— BEGIN Records provided —
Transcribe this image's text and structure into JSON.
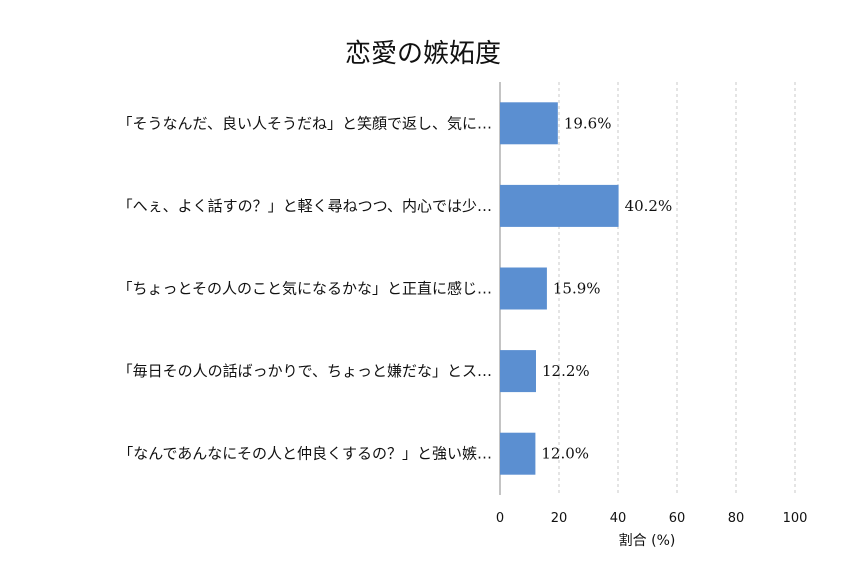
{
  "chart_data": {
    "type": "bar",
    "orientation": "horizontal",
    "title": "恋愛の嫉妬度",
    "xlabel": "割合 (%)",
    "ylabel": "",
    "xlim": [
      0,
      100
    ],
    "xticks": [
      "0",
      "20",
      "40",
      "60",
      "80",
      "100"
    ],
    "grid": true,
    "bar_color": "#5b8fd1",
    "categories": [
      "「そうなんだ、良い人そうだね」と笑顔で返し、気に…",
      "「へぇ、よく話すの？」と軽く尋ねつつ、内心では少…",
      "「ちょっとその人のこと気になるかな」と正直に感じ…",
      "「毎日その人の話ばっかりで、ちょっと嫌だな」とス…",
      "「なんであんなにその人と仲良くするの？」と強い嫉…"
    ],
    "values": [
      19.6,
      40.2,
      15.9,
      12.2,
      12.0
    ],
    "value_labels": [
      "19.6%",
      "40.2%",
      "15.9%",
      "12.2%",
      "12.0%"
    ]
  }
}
— END Records provided —
— BEGIN Records provided —
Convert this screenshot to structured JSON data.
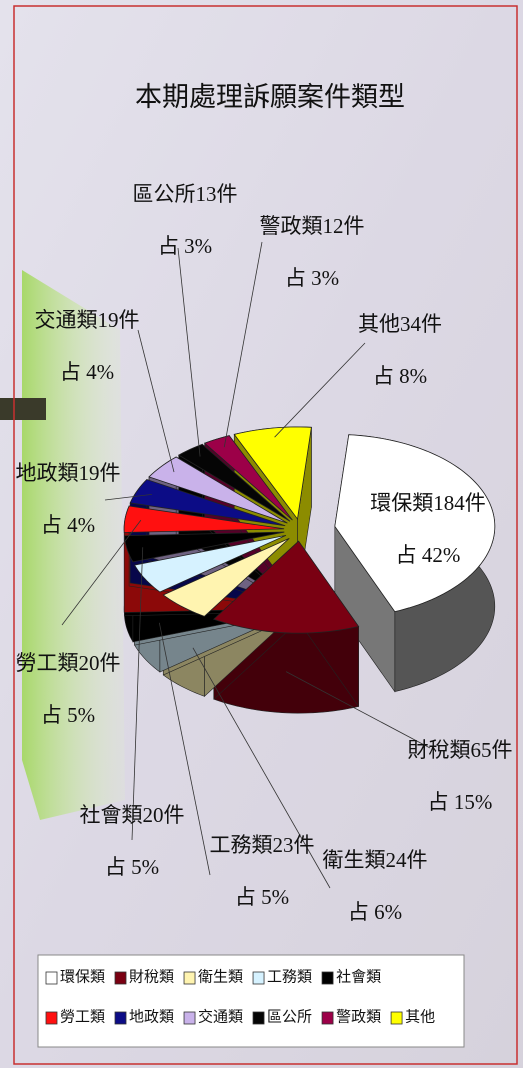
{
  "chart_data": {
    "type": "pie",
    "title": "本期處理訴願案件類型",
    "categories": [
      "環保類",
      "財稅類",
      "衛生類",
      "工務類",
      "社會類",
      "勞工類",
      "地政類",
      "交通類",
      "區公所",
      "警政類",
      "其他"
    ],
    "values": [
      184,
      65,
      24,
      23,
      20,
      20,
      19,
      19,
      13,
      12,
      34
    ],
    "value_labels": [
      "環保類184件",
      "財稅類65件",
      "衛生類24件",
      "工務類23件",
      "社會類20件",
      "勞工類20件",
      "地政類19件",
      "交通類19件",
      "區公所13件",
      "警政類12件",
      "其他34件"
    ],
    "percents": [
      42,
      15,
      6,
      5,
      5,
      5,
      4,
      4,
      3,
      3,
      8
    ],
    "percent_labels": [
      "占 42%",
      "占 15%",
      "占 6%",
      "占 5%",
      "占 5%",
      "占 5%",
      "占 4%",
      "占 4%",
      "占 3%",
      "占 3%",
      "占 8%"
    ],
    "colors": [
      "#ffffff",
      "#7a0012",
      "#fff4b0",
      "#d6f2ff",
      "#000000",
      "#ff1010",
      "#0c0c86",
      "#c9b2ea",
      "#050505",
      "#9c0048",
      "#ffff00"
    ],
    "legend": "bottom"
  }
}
— END Records provided —
• **Job**
Scan the material above for the word "this". Copy each line where it occurs.

• **Correct result**
Transcribe this image's text and structure into JSON.
Convert this screenshot to structured JSON data.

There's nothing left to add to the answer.